Copy out every line in which the string "will" occurs.

· · · ·

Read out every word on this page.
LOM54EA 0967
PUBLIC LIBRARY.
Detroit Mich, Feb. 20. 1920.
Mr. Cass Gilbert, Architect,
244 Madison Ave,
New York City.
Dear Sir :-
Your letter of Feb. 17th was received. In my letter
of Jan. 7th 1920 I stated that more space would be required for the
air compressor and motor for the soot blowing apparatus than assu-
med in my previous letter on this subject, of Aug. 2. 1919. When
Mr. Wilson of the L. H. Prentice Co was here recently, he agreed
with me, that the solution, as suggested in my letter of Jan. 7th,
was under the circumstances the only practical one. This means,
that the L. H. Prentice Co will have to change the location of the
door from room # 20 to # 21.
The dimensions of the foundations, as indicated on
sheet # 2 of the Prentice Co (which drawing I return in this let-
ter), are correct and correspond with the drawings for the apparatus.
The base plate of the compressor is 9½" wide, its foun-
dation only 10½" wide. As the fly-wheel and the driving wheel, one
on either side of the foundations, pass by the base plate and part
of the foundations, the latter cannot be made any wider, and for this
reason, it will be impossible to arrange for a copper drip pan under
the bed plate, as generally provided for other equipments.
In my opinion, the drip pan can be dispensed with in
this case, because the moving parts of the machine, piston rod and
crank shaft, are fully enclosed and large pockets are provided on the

· · · ·

> [Task solution]:
that the L. H. Prentice Co will have to change the location of the
reason, it will be impossible to arrange for a copper drip pan under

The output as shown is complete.